____ Exercise inputs

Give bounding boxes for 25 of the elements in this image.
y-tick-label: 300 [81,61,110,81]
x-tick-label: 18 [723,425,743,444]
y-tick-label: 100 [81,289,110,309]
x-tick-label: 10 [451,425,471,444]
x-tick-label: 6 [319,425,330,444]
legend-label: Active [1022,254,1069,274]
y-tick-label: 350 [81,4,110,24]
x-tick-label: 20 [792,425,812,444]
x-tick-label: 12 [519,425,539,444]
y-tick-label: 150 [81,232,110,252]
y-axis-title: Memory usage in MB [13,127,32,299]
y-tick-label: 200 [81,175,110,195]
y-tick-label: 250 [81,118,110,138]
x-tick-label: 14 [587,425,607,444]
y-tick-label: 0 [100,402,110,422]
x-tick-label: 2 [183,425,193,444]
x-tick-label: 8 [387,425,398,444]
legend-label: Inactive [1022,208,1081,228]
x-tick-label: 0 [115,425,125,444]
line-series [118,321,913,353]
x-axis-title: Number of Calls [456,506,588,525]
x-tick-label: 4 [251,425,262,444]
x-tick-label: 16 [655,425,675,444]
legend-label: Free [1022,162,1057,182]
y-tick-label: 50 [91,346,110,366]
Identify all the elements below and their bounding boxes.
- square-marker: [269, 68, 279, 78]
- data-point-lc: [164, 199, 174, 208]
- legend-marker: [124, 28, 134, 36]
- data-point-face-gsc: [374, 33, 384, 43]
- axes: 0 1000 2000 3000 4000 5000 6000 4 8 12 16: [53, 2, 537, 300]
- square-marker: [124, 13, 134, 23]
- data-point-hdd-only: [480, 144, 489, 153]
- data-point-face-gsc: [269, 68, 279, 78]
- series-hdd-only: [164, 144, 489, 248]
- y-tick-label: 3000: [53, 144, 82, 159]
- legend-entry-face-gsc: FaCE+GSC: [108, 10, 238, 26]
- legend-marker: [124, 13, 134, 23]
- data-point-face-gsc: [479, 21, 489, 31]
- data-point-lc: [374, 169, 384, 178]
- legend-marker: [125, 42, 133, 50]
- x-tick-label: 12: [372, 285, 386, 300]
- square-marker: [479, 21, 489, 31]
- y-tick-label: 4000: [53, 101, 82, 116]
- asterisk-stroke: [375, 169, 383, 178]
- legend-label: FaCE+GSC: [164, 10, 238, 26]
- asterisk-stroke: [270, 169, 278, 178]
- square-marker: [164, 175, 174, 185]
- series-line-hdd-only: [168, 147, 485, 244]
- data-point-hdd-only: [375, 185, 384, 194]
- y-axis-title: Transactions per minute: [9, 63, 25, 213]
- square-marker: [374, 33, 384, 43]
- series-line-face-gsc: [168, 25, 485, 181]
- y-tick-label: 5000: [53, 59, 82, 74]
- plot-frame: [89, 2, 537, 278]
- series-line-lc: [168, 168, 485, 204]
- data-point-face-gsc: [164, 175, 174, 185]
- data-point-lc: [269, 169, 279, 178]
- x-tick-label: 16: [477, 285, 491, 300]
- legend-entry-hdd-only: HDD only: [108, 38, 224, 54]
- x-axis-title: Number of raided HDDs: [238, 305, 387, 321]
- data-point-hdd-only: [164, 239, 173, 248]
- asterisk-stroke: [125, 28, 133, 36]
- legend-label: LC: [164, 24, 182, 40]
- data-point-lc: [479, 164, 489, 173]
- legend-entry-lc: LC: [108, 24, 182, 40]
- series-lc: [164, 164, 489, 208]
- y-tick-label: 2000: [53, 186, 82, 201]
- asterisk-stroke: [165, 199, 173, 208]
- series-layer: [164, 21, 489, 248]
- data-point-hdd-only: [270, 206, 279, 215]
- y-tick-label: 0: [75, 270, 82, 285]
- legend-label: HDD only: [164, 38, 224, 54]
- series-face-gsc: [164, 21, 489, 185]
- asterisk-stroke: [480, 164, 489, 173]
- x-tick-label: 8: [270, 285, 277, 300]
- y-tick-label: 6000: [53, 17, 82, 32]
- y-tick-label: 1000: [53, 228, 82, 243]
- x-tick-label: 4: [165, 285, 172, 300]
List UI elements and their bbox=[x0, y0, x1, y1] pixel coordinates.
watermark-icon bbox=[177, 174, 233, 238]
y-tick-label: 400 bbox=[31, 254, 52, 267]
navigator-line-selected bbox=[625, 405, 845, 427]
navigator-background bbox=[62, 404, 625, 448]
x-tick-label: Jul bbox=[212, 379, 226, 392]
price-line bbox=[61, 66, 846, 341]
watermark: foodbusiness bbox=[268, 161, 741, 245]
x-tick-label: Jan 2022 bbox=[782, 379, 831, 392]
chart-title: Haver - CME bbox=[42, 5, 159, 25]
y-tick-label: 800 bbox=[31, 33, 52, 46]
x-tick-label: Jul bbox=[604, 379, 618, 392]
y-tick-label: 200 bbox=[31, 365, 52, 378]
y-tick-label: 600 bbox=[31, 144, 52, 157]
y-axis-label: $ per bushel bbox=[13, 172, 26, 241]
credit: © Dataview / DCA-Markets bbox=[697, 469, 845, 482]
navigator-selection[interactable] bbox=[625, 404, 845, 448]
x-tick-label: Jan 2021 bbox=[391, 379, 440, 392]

________

> _Stated problem_: Change "Transactions per minute" to "Transactions per second" in the records, reproducing every line from the start of the records through the line that contains "- data-point-face-gsc: [164, 175, 174, 185]" with nothing else altered.

> _Full answer_:
Give bounding boxes for 25 of the elements in this image.
y-tick-label: 300 [81,61,110,81]
x-tick-label: 18 [723,425,743,444]
y-tick-label: 100 [81,289,110,309]
x-tick-label: 10 [451,425,471,444]
x-tick-label: 6 [319,425,330,444]
legend-label: Active [1022,254,1069,274]
y-tick-label: 350 [81,4,110,24]
x-tick-label: 20 [792,425,812,444]
x-tick-label: 12 [519,425,539,444]
y-tick-label: 150 [81,232,110,252]
y-axis-title: Memory usage in MB [13,127,32,299]
y-tick-label: 200 [81,175,110,195]
y-tick-label: 250 [81,118,110,138]
x-tick-label: 14 [587,425,607,444]
y-tick-label: 0 [100,402,110,422]
x-tick-label: 2 [183,425,193,444]
x-tick-label: 8 [387,425,398,444]
legend-label: Inactive [1022,208,1081,228]
x-tick-label: 0 [115,425,125,444]
line-series [118,321,913,353]
x-axis-title: Number of Calls [456,506,588,525]
x-tick-label: 4 [251,425,262,444]
x-tick-label: 16 [655,425,675,444]
legend-label: Free [1022,162,1057,182]
y-tick-label: 50 [91,346,110,366]
Identify all the elements below and their bounding boxes.
- square-marker: [269, 68, 279, 78]
- data-point-lc: [164, 199, 174, 208]
- legend-marker: [124, 28, 134, 36]
- data-point-face-gsc: [374, 33, 384, 43]
- axes: 0 1000 2000 3000 4000 5000 6000 4 8 12 16: [53, 2, 537, 300]
- square-marker: [124, 13, 134, 23]
- data-point-hdd-only: [480, 144, 489, 153]
- data-point-face-gsc: [269, 68, 279, 78]
- series-hdd-only: [164, 144, 489, 248]
- y-tick-label: 3000: [53, 144, 82, 159]
- legend-entry-face-gsc: FaCE+GSC: [108, 10, 238, 26]
- legend-marker: [124, 13, 134, 23]
- data-point-face-gsc: [479, 21, 489, 31]
- data-point-lc: [374, 169, 384, 178]
- legend-marker: [125, 42, 133, 50]
- x-tick-label: 12: [372, 285, 386, 300]
- square-marker: [479, 21, 489, 31]
- y-tick-label: 4000: [53, 101, 82, 116]
- asterisk-stroke: [375, 169, 383, 178]
- legend-label: FaCE+GSC: [164, 10, 238, 26]
- asterisk-stroke: [270, 169, 278, 178]
- square-marker: [164, 175, 174, 185]
- series-line-hdd-only: [168, 147, 485, 244]
- data-point-hdd-only: [375, 185, 384, 194]
- y-axis-title: Transactions per second: [9, 63, 25, 213]
- square-marker: [374, 33, 384, 43]
- series-line-face-gsc: [168, 25, 485, 181]
- y-tick-label: 5000: [53, 59, 82, 74]
- plot-frame: [89, 2, 537, 278]
- series-line-lc: [168, 168, 485, 204]
- data-point-face-gsc: [164, 175, 174, 185]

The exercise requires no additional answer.